Search the data below for the word "должностного" and copy each line that holds it.
Start
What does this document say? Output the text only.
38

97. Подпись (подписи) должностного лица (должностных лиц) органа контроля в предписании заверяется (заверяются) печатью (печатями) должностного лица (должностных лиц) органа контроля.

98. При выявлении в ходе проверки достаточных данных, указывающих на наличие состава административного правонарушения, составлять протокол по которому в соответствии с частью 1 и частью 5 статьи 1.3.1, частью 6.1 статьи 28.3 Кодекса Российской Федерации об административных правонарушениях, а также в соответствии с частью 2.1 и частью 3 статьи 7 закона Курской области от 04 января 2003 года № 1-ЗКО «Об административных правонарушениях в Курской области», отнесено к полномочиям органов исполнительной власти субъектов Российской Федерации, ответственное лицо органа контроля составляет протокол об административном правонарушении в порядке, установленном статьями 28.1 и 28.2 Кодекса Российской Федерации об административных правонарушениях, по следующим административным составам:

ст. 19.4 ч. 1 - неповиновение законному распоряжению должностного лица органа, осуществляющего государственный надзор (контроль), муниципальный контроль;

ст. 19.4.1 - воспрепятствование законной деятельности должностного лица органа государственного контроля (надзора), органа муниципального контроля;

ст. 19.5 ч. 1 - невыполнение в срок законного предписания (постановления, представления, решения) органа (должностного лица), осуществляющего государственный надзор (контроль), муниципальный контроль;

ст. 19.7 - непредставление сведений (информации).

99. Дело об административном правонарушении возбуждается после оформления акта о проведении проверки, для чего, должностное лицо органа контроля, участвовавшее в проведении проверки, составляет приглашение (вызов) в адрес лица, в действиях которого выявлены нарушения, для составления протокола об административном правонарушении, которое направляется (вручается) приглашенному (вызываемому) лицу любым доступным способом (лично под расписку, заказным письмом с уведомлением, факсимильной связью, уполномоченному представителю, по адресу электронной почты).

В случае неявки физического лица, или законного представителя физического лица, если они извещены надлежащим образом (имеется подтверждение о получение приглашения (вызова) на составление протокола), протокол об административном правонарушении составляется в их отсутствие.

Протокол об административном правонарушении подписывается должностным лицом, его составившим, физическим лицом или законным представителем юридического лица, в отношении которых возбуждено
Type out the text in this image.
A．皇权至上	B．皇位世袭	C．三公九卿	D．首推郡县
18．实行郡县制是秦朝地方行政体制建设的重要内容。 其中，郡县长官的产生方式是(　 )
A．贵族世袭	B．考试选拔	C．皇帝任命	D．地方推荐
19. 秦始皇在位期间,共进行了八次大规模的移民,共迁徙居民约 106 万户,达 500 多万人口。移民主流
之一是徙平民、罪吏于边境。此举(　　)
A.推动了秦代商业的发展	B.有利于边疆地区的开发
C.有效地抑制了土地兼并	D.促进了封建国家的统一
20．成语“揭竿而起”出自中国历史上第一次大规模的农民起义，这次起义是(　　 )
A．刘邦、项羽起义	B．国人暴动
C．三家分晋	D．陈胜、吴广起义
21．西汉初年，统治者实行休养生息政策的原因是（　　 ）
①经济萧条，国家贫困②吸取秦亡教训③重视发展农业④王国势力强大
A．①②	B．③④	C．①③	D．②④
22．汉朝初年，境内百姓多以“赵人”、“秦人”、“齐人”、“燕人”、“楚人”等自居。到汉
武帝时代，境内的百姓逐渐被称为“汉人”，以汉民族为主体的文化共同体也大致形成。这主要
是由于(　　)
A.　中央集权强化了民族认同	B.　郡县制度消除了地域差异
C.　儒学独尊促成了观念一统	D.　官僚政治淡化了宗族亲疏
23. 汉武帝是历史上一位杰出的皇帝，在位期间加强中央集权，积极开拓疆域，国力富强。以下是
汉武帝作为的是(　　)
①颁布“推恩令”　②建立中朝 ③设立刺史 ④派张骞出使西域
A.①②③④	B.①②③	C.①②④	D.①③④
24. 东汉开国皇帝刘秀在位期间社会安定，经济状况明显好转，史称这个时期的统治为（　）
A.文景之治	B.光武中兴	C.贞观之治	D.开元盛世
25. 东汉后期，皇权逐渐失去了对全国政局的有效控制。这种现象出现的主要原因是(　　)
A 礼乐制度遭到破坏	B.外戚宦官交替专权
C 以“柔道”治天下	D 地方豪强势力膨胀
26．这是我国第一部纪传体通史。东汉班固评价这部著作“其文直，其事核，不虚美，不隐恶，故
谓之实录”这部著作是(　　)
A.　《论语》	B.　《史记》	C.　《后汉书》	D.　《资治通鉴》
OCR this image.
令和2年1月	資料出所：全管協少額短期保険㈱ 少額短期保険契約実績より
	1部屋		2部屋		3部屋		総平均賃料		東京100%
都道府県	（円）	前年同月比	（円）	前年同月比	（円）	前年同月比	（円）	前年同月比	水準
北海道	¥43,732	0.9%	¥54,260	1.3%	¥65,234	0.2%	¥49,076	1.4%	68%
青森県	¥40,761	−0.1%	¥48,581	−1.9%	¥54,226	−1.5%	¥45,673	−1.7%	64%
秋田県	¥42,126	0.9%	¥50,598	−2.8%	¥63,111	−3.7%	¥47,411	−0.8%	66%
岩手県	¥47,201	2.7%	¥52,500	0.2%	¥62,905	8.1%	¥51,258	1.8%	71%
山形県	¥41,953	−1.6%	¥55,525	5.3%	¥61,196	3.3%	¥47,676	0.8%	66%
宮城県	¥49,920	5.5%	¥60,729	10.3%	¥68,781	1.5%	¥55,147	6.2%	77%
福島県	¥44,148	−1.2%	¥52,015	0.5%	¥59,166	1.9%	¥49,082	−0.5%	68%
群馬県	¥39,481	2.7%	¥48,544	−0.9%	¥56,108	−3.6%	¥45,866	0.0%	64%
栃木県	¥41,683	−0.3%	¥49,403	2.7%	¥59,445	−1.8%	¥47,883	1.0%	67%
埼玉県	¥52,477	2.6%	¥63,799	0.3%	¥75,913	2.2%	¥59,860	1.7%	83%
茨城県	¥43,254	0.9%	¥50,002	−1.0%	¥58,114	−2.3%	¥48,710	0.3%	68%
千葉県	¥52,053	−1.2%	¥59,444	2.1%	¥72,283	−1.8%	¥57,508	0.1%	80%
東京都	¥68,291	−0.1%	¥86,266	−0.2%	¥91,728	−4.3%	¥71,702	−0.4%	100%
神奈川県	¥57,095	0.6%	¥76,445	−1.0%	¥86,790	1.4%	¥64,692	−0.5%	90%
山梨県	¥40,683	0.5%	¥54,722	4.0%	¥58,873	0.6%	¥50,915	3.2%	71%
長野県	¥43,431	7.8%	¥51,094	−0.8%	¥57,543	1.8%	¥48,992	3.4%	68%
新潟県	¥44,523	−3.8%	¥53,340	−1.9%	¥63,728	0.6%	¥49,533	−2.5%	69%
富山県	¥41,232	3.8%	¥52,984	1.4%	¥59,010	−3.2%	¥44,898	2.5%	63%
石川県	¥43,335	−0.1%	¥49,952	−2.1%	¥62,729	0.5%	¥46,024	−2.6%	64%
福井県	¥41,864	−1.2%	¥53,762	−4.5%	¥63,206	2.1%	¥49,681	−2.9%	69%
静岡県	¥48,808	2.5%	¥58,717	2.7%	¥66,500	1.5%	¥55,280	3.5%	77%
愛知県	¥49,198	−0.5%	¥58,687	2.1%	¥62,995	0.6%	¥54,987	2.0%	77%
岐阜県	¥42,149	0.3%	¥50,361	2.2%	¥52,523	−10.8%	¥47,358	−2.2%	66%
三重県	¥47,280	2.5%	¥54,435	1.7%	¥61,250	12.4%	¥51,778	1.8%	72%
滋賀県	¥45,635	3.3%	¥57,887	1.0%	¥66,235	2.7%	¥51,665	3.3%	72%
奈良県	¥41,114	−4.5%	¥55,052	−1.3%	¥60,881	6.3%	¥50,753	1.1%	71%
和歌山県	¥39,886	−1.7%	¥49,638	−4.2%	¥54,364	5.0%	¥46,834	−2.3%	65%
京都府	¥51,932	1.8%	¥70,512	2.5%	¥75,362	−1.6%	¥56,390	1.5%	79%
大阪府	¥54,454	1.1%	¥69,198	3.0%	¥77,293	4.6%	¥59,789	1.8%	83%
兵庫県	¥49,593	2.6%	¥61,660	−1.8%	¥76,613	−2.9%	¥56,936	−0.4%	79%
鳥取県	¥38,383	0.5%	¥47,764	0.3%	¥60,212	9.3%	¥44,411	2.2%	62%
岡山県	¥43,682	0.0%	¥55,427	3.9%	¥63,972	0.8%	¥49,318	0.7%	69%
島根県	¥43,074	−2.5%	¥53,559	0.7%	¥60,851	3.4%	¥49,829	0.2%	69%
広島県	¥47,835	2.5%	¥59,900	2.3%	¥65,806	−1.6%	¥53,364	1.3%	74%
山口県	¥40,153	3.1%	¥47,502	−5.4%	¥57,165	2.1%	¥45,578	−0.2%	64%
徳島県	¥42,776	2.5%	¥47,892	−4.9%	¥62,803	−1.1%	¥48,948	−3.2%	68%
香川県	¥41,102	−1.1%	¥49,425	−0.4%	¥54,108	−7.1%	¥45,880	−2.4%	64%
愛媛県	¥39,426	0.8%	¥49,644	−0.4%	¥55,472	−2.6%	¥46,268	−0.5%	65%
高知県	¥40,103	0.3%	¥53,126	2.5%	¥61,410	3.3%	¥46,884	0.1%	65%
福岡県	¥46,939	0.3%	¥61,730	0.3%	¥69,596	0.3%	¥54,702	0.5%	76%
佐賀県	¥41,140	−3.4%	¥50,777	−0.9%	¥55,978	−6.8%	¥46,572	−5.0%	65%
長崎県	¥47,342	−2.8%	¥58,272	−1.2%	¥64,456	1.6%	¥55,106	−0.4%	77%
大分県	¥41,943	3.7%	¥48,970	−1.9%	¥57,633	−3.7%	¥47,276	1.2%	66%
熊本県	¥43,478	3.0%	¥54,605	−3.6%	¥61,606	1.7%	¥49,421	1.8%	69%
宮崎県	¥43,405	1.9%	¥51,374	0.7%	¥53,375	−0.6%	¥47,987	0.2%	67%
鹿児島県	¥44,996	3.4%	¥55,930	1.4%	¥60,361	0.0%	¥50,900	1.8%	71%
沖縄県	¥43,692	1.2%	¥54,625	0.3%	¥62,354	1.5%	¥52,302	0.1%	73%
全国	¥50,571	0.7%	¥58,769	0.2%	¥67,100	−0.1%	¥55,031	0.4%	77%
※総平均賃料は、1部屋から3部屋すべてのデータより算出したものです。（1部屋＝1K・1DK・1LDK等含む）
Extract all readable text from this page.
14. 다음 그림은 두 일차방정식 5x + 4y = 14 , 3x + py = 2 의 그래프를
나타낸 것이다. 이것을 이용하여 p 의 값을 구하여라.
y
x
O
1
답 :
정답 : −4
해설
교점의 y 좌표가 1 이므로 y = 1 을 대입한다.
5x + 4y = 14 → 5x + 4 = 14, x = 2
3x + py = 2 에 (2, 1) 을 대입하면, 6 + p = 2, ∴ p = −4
End
**SOLVED EXERCISE**
97. Подпись (подписи) должностного лица (должностных лиц) органа контроля в предписании заверяется (заверяются) печатью (печатями) должностного лица (должностных лиц) органа контроля.
ст. 19.4 ч. 1 - неповиновение законному распоряжению должностного лица органа, осуществляющего государственный надзор (контроль), муниципальный контроль;
ст. 19.4.1 - воспрепятствование законной деятельности должностного лица органа государственного контроля (надзора), органа муниципального контроля;
ст. 19.5 ч. 1 - невыполнение в срок законного предписания (постановления, представления, решения) органа (должностного лица), осуществляющего государственный надзор (контроль), муниципальный контроль;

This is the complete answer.